Dataset records —
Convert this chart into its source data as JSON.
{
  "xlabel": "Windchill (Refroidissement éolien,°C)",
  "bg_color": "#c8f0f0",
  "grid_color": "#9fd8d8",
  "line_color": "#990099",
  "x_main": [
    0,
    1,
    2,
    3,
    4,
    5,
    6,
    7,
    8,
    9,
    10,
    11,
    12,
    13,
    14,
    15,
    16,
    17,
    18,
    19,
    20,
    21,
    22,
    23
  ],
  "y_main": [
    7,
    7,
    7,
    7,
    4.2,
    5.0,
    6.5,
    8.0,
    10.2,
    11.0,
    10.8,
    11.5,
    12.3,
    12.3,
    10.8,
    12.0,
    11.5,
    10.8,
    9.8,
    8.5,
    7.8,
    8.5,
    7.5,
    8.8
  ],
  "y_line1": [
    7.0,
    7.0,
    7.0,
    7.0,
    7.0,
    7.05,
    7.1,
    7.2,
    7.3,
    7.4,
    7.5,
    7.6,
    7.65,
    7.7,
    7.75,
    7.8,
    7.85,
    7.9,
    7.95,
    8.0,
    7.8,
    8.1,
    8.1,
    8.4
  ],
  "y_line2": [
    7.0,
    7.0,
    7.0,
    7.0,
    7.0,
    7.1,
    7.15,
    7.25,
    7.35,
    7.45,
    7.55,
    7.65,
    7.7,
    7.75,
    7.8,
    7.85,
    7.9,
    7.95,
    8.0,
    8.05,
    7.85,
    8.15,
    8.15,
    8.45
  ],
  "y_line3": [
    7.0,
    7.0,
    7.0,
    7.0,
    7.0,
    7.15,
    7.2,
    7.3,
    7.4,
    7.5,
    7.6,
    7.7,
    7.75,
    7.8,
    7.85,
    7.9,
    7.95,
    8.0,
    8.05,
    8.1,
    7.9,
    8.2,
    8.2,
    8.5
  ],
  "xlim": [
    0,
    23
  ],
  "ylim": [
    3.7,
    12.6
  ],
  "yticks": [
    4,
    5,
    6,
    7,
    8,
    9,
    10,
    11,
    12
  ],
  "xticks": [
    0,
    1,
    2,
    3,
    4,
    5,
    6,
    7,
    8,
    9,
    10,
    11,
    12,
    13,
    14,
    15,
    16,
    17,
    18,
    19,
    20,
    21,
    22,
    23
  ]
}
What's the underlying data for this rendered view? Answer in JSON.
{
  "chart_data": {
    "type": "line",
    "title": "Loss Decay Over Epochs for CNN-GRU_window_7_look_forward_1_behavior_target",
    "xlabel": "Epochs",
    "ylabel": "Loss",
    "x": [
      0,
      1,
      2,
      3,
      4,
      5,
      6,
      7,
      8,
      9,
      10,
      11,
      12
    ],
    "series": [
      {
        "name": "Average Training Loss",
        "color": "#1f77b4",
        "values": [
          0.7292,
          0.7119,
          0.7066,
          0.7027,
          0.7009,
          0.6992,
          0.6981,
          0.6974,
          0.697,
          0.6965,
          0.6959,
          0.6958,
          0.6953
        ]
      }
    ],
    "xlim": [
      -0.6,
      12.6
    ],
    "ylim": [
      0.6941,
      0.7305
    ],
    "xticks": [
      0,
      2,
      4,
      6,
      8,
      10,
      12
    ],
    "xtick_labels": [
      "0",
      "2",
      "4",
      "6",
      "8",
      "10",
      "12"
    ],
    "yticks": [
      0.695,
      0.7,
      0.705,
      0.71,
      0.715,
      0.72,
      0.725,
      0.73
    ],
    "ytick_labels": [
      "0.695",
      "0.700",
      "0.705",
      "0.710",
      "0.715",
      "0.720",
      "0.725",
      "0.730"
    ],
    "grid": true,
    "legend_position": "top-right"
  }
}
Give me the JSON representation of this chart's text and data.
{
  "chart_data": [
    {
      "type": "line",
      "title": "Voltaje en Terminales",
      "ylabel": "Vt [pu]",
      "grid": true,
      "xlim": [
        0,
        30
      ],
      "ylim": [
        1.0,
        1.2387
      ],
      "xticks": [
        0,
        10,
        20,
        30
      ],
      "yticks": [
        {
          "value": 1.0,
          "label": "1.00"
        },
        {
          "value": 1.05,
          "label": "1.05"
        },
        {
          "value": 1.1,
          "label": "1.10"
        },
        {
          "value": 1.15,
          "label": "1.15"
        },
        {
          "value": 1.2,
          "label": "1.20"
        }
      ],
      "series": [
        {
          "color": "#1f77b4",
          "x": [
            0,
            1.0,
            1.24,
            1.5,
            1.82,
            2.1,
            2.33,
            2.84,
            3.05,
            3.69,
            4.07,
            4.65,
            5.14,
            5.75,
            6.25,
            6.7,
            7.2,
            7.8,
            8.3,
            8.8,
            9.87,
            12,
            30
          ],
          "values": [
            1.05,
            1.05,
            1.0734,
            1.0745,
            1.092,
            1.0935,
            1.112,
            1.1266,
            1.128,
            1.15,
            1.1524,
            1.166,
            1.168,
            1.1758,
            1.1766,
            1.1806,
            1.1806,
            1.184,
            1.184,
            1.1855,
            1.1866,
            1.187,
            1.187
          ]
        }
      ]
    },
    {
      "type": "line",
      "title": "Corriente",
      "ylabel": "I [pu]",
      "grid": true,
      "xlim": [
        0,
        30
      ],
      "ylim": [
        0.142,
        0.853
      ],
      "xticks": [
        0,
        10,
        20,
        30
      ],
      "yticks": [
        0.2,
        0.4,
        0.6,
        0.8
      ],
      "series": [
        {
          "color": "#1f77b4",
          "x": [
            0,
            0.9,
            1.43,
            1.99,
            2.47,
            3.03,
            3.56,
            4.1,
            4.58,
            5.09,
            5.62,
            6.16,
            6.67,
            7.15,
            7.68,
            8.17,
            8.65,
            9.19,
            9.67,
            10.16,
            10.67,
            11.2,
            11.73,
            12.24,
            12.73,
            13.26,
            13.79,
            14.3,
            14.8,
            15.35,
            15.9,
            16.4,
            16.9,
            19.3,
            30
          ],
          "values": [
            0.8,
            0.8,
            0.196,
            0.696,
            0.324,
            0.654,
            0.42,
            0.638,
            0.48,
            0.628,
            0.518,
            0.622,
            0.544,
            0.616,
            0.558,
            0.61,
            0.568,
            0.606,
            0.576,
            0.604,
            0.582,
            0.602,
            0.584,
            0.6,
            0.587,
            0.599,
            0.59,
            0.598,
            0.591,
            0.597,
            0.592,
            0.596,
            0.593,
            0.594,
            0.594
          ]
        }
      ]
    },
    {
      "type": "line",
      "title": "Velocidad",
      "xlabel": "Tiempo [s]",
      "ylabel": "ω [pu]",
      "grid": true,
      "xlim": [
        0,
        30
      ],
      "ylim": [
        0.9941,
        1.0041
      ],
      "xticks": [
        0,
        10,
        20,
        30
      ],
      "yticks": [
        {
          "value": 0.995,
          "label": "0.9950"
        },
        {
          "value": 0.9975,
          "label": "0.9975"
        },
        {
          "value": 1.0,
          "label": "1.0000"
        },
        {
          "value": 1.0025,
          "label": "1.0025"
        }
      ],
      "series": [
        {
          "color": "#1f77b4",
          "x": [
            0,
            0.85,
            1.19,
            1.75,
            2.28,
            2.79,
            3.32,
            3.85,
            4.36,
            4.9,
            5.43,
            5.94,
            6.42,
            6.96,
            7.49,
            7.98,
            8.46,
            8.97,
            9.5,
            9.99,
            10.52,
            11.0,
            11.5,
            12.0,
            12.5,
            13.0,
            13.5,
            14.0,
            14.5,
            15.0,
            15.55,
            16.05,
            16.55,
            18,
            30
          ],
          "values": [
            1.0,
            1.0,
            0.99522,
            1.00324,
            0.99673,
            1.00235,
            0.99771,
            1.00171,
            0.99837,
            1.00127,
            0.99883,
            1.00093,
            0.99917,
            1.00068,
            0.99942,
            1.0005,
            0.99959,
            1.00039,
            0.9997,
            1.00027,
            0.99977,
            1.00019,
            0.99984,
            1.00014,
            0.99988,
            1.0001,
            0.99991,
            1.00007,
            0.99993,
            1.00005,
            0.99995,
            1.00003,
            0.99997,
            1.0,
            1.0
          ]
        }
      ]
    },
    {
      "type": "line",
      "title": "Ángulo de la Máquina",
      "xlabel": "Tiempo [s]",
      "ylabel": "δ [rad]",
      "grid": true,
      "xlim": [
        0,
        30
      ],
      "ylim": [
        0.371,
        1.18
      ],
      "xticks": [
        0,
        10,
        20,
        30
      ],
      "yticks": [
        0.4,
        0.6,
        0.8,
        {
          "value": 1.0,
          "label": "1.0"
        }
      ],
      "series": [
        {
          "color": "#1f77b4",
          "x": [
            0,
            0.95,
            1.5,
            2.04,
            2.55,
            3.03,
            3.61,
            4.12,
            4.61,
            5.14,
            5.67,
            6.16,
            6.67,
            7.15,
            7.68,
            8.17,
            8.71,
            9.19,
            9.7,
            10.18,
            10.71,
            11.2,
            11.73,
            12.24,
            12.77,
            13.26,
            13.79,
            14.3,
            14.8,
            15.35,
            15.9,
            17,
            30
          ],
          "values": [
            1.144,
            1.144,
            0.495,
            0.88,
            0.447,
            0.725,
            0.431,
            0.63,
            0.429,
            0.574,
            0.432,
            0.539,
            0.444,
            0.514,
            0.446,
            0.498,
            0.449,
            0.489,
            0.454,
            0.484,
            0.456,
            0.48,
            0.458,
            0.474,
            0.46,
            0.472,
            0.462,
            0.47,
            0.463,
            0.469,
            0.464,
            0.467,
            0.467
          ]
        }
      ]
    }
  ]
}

Exercise directions — Find every line in the records that contains the word "ylabel"; copy those lines.

Solution to this exercise —
    "ylabel": "Loss",
      "ylabel": "Vt [pu]",
      "ylabel": "I [pu]",
      "ylabel": "ω [pu]",
      "ylabel": "δ [rad]",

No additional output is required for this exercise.